(Task details)
Send back all the data below, exactly as given.

Data records
^^^^

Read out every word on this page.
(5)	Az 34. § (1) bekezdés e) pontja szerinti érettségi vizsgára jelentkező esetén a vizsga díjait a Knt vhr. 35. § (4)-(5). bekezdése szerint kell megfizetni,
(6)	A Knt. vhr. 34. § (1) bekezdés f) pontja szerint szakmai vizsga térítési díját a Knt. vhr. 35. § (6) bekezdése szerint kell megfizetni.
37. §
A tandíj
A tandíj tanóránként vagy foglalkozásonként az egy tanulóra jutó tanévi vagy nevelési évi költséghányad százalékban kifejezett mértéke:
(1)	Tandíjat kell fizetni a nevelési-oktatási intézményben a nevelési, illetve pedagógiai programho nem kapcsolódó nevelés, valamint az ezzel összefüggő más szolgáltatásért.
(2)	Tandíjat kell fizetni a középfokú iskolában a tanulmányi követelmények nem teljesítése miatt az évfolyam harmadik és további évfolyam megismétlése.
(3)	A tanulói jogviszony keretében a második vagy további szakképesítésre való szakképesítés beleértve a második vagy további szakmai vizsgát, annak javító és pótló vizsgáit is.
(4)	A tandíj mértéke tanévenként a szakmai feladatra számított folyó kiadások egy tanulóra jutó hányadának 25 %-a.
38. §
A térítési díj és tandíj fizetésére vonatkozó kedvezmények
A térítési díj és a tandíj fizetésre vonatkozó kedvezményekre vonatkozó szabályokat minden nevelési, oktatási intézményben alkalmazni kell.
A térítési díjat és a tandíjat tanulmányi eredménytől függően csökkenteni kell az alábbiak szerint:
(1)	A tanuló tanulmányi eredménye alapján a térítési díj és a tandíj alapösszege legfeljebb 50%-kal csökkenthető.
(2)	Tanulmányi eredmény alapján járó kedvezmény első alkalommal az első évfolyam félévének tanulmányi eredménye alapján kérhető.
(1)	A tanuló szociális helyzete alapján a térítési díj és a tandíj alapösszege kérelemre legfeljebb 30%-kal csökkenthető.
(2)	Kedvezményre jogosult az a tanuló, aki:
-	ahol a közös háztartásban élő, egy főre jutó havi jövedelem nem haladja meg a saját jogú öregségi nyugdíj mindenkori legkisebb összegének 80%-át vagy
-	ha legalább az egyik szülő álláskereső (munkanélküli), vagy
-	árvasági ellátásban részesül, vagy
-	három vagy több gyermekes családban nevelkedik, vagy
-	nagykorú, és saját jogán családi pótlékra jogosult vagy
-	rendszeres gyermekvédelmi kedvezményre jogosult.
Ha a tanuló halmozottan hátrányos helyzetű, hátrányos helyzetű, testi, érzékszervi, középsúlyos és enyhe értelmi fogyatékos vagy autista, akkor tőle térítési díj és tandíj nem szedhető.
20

^^^^

(The result)
Read out every word on this page.
(5)	Az 34. § (1) bekezdés e) pontja szerinti érettségi vizsgára jelentkező esetén a vizsga díjait a Knt vhr. 35. § (4)-(5). bekezdése szerint kell megfizetni,
(6)	A Knt. vhr. 34. § (1) bekezdés f) pontja szerint szakmai vizsga térítési díját a Knt. vhr. 35. § (6) bekezdése szerint kell megfizetni.
37. §
A tandíj
A tandíj tanóránként vagy foglalkozásonként az egy tanulóra jutó tanévi vagy nevelési évi költséghányad százalékban kifejezett mértéke:
(1)	Tandíjat kell fizetni a nevelési-oktatási intézményben a nevelési, illetve pedagógiai programho nem kapcsolódó nevelés, valamint az ezzel összefüggő más szolgáltatásért.
(2)	Tandíjat kell fizetni a középfokú iskolában a tanulmányi követelmények nem teljesítése miatt az évfolyam harmadik és további évfolyam megismétlése.
(3)	A tanulói jogviszony keretében a második vagy további szakképesítésre való szakképesítés beleértve a második vagy további szakmai vizsgát, annak javító és pótló vizsgáit is.
(4)	A tandíj mértéke tanévenként a szakmai feladatra számított folyó kiadások egy tanulóra jutó hányadának 25 %-a.
38. §
A térítési díj és tandíj fizetésére vonatkozó kedvezmények
A térítési díj és a tandíj fizetésre vonatkozó kedvezményekre vonatkozó szabályokat minden nevelési, oktatási intézményben alkalmazni kell.
A térítési díjat és a tandíjat tanulmányi eredménytől függően csökkenteni kell az alábbiak szerint:
(1)	A tanuló tanulmányi eredménye alapján a térítési díj és a tandíj alapösszege legfeljebb 50%-kal csökkenthető.
(2)	Tanulmányi eredmény alapján járó kedvezmény első alkalommal az első évfolyam félévének tanulmányi eredménye alapján kérhető.
(1)	A tanuló szociális helyzete alapján a térítési díj és a tandíj alapösszege kérelemre legfeljebb 30%-kal csökkenthető.
(2)	Kedvezményre jogosult az a tanuló, aki:
-	ahol a közös háztartásban élő, egy főre jutó havi jövedelem nem haladja meg a saját jogú öregségi nyugdíj mindenkori legkisebb összegének 80%-át vagy
-	ha legalább az egyik szülő álláskereső (munkanélküli), vagy
-	árvasági ellátásban részesül, vagy
-	három vagy több gyermekes családban nevelkedik, vagy
-	nagykorú, és saját jogán családi pótlékra jogosult vagy
-	rendszeres gyermekvédelmi kedvezményre jogosult.
Ha a tanuló halmozottan hátrányos helyzetű, hátrányos helyzetű, testi, érzékszervi, középsúlyos és enyhe értelmi fogyatékos vagy autista, akkor tőle térítési díj és tandíj nem szedhető.
20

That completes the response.